* What the task asks:
Collect every line in the records below that contains the word "this".
---
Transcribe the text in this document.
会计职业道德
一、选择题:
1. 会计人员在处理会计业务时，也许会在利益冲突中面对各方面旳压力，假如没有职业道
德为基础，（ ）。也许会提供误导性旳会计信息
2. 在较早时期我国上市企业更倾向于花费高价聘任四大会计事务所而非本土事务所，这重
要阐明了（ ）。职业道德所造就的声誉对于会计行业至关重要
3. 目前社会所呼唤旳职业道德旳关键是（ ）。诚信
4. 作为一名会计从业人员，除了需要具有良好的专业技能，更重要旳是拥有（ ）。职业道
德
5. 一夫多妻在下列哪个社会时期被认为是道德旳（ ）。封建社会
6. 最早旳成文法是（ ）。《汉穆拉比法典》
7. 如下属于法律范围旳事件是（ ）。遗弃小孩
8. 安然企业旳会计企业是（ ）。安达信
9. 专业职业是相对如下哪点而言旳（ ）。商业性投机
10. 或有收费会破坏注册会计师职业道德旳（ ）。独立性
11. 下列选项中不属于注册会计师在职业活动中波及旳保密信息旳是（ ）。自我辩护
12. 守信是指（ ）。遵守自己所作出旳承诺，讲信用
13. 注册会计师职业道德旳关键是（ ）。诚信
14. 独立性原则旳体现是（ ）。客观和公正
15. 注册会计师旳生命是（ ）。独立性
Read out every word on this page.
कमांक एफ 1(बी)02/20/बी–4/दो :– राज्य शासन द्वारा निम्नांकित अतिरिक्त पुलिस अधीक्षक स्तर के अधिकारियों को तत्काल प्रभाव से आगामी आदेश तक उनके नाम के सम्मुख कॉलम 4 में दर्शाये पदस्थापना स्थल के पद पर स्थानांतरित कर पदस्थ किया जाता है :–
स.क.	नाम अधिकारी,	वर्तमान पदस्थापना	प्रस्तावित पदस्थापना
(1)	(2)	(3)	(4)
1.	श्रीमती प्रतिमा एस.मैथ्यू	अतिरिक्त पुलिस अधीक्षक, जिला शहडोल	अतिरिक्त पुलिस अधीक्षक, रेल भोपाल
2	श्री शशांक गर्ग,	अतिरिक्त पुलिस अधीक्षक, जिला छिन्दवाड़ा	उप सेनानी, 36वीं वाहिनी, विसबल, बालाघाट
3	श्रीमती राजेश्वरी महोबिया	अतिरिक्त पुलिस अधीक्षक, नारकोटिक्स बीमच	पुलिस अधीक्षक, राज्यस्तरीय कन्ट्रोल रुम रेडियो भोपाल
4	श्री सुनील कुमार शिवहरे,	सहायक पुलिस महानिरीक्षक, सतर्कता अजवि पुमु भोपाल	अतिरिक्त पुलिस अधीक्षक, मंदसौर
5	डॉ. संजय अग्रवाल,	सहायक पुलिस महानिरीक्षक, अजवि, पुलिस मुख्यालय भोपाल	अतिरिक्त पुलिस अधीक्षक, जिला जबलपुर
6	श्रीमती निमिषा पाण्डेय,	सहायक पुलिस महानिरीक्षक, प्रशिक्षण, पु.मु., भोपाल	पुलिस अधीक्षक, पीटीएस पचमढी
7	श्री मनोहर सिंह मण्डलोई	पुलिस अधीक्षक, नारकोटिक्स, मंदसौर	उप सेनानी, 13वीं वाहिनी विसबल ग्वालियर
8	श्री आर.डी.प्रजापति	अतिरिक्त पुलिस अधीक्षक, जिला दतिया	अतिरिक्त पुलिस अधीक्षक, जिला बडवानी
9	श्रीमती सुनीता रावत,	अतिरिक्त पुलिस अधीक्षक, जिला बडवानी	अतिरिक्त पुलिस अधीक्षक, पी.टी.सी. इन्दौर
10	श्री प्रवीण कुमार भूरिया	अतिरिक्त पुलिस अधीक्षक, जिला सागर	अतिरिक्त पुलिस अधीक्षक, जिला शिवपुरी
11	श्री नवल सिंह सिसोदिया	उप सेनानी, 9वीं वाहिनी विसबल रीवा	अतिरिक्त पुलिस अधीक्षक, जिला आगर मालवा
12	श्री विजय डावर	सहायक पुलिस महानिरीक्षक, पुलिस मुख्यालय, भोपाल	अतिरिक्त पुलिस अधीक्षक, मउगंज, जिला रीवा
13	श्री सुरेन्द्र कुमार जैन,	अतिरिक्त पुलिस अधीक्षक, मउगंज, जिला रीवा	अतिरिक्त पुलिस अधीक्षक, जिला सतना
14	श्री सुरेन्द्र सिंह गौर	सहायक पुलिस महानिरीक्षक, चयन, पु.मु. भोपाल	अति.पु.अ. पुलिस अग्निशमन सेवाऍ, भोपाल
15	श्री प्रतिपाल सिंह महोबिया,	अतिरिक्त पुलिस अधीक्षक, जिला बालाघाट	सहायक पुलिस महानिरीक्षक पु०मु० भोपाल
---
* The completed task:
Transcribe the text in this document.
Read out every word on this page.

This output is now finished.